Of all the lines in the data below, how many contain "time"? Report that number alone.

===

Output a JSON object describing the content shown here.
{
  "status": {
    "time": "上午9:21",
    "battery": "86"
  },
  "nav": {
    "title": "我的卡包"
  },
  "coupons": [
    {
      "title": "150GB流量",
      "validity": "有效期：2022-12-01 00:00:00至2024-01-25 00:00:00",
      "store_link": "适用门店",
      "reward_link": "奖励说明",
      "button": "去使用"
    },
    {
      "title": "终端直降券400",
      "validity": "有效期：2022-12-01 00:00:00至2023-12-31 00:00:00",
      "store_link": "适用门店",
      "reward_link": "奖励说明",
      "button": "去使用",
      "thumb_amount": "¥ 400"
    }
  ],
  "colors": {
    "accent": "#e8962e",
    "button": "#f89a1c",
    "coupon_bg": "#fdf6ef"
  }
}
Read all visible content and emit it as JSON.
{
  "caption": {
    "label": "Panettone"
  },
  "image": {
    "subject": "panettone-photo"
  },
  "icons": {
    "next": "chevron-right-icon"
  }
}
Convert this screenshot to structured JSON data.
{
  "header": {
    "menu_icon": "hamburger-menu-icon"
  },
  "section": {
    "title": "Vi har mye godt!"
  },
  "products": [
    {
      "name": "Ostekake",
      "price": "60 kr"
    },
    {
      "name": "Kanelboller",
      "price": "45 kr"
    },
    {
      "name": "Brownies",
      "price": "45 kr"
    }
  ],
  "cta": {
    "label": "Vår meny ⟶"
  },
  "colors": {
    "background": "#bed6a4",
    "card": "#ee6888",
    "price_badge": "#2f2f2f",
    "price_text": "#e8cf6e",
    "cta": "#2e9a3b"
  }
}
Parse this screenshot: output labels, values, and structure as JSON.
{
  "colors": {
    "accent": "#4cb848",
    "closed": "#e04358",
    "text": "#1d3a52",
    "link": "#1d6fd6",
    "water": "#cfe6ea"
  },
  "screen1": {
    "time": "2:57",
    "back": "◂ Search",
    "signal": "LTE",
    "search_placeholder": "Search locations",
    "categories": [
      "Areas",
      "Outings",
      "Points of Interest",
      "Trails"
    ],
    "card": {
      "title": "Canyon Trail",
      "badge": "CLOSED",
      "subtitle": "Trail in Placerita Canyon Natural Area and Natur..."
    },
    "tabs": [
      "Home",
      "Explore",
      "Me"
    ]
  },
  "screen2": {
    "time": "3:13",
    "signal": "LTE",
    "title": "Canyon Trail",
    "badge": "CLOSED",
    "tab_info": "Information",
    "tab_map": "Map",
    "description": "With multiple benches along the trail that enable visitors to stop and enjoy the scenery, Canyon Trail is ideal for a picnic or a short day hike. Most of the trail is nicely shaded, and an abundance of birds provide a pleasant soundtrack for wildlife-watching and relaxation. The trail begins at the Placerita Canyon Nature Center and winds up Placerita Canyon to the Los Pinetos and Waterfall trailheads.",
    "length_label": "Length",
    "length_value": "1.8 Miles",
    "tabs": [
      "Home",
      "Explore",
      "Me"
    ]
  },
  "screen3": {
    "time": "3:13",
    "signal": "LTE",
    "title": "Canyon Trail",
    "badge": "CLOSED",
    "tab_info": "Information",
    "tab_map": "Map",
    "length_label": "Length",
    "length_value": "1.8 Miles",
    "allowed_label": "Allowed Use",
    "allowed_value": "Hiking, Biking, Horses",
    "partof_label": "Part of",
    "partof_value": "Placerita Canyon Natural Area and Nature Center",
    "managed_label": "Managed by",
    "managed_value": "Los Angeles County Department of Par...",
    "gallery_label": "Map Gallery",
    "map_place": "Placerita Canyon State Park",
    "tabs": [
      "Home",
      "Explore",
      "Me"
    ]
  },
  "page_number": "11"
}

===

Answer: 4